(Collected data)
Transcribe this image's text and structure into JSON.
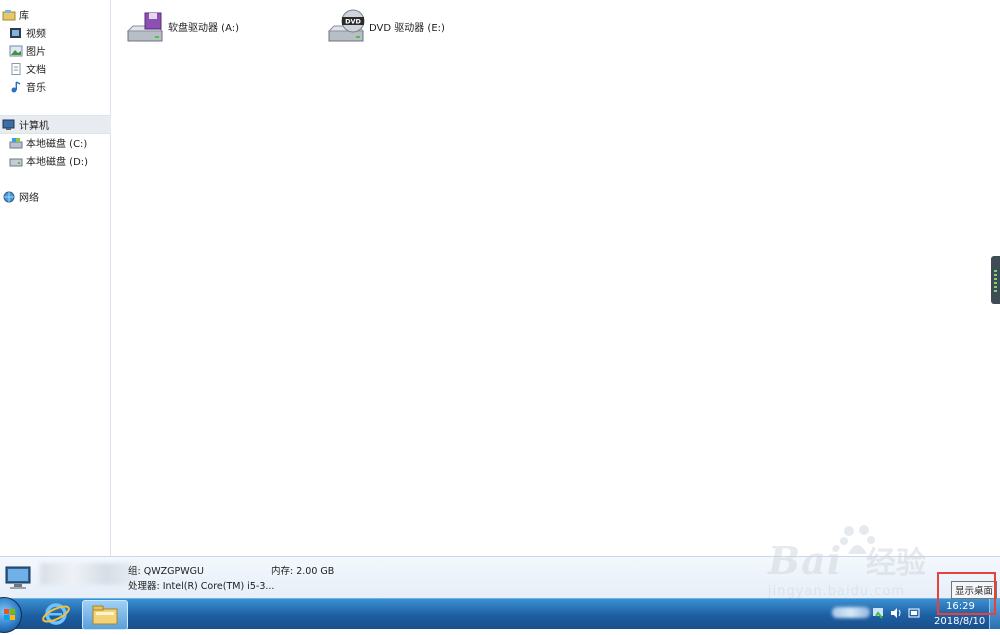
{
  "nav": {
    "libraries": "库",
    "videos": "视频",
    "pictures": "图片",
    "documents": "文档",
    "music": "音乐",
    "computer": "计算机",
    "disk_c": "本地磁盘 (C:)",
    "disk_d": "本地磁盘 (D:)",
    "network": "网络"
  },
  "drives": [
    {
      "label": "软盘驱动器 (A:)",
      "icon": "floppy-drive-icon"
    },
    {
      "label": "DVD 驱动器 (E:)",
      "icon": "dvd-drive-icon"
    }
  ],
  "dvd_icon_text": "DVD",
  "details": {
    "workgroup": "组: QWZGPWGU",
    "memory": "内存: 2.00 GB",
    "processor": "处理器: Intel(R) Core(TM) i5-3..."
  },
  "taskbar": {
    "time": "16:29",
    "date": "2018/8/10",
    "tooltip": "显示桌面"
  },
  "watermark": {
    "brand": "Bai",
    "brand2": "经验",
    "url": "jingyan.baidu.com"
  },
  "colors": {
    "taskbar": "#1d5fa3",
    "highlight": "#e8413a",
    "nav_selected": "#e8ecf1"
  }
}
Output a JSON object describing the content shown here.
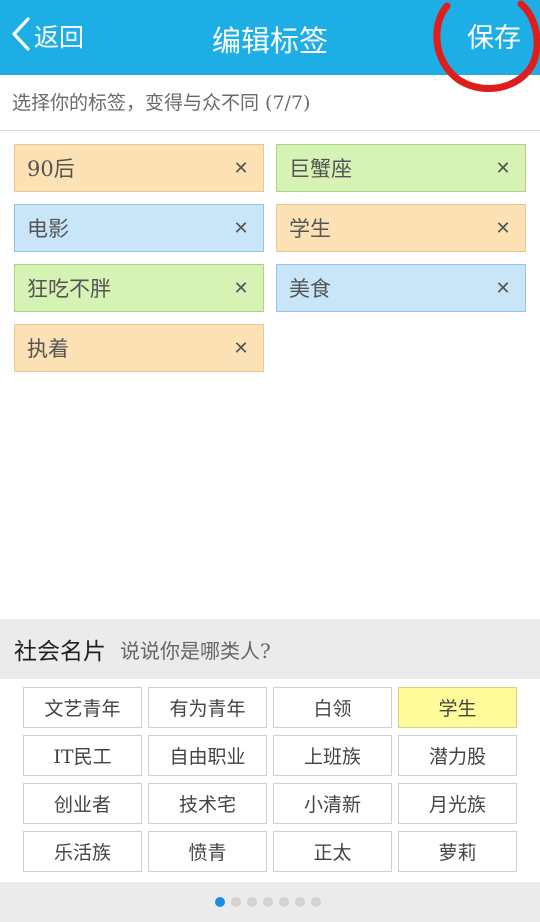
{
  "header": {
    "back_label": "返回",
    "title": "编辑标签",
    "save_label": "保存"
  },
  "subtitle": "选择你的标签，变得与众不同 (7/7)",
  "selected_tags": [
    {
      "label": "90后",
      "color": "orange"
    },
    {
      "label": "巨蟹座",
      "color": "green"
    },
    {
      "label": "电影",
      "color": "blue"
    },
    {
      "label": "学生",
      "color": "orange"
    },
    {
      "label": "狂吃不胖",
      "color": "green"
    },
    {
      "label": "美食",
      "color": "blue"
    },
    {
      "label": "执着",
      "color": "orange"
    }
  ],
  "remove_glyph": "✕",
  "social": {
    "title": "社会名片",
    "subtitle": "说说你是哪类人?",
    "chips": [
      [
        "文艺青年",
        "有为青年",
        "白领",
        "学生"
      ],
      [
        "IT民工",
        "自由职业",
        "上班族",
        "潜力股"
      ],
      [
        "创业者",
        "技术宅",
        "小清新",
        "月光族"
      ],
      [
        "乐活族",
        "愤青",
        "正太",
        "萝莉"
      ]
    ],
    "selected_chip": "学生"
  },
  "pager": {
    "total": 7,
    "active": 1
  },
  "colors": {
    "header_bg": "#1eaee6",
    "annotation_circle": "#e01d1d",
    "tag_orange": "#fbe1b3",
    "tag_green": "#d6f2b5",
    "tag_blue": "#c8e6f8",
    "chip_selected": "#fffb9a",
    "pager_active": "#1a8ee0"
  }
}
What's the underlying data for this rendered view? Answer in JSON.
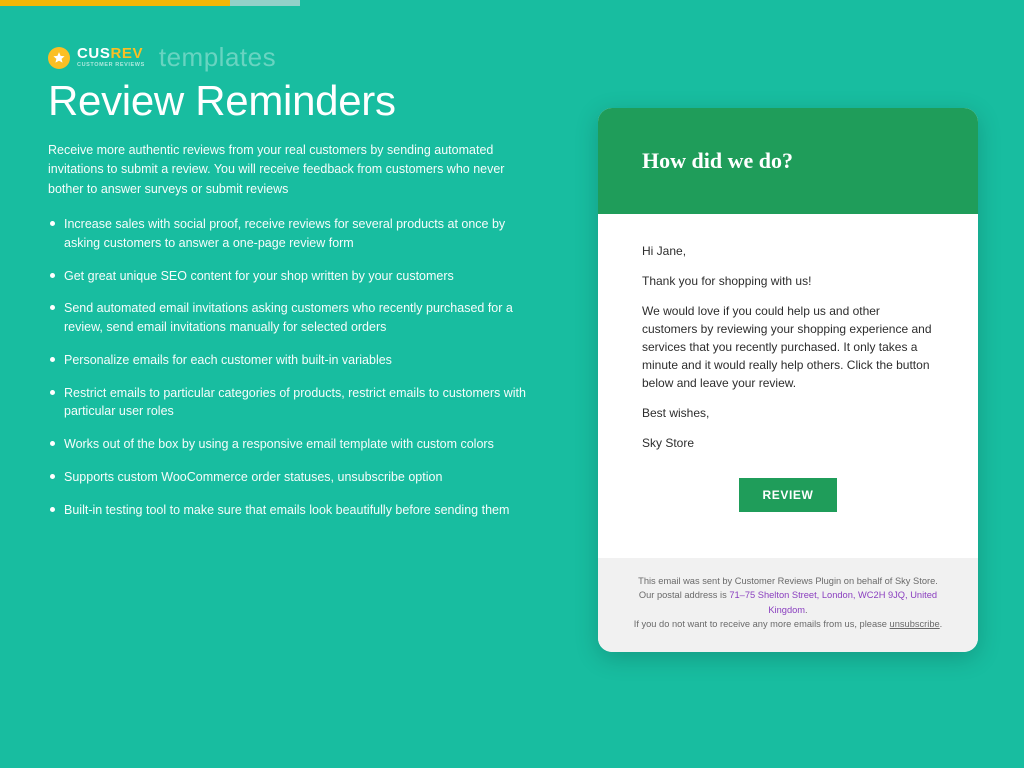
{
  "brand": {
    "logo": {
      "part_a": "CUS",
      "part_b": "REV",
      "subtitle": "CUSTOMER REVIEWS"
    },
    "templates_label": "templates"
  },
  "title": "Review Reminders",
  "intro": "Receive more authentic reviews from your real customers by sending automated invitations to submit a review. You will receive feedback from customers who never bother to answer surveys or submit reviews",
  "features": [
    "Increase sales with social proof, receive reviews for several products at once by asking customers to answer a one-page review form",
    "Get great unique SEO content for your shop written by your customers",
    "Send automated email invitations asking customers who recently purchased for a review, send email invitations manually for selected orders",
    "Personalize emails for each customer with built-in variables",
    "Restrict emails to particular categories of products, restrict emails to customers with particular user roles",
    "Works out of the box by using a responsive email template with custom colors",
    "Supports custom WooCommerce order statuses, unsubscribe option",
    "Built-in testing tool to make sure that emails look beautifully before sending them"
  ],
  "email": {
    "subject": "How did we do?",
    "greeting": "Hi Jane,",
    "line1": "Thank you for shopping with us!",
    "line2": "We would love if you could help us and other customers by reviewing your shopping experience and services that you recently purchased. It only takes a minute and it would really help others. Click the button below and leave your review.",
    "signoff": "Best wishes,",
    "sender": "Sky Store",
    "button": "REVIEW",
    "footer": {
      "line1": "This email was sent by Customer Reviews Plugin on behalf of Sky Store.",
      "line2_prefix": "Our postal address is ",
      "address": "71–75 Shelton Street, London, WC2H 9JQ, United Kingdom",
      "line3_prefix": "If you do not want to receive any more emails from us, please ",
      "unsubscribe": "unsubscribe"
    }
  }
}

AIM OF THE EXERCISE:
Search the preceding listing for "Store" and extract every line where it is found.

SOLVED EXERCISE:
    "sender": "Sky Store",
      "line1": "This email was sent by Customer Reviews Plugin on behalf of Sky Store.",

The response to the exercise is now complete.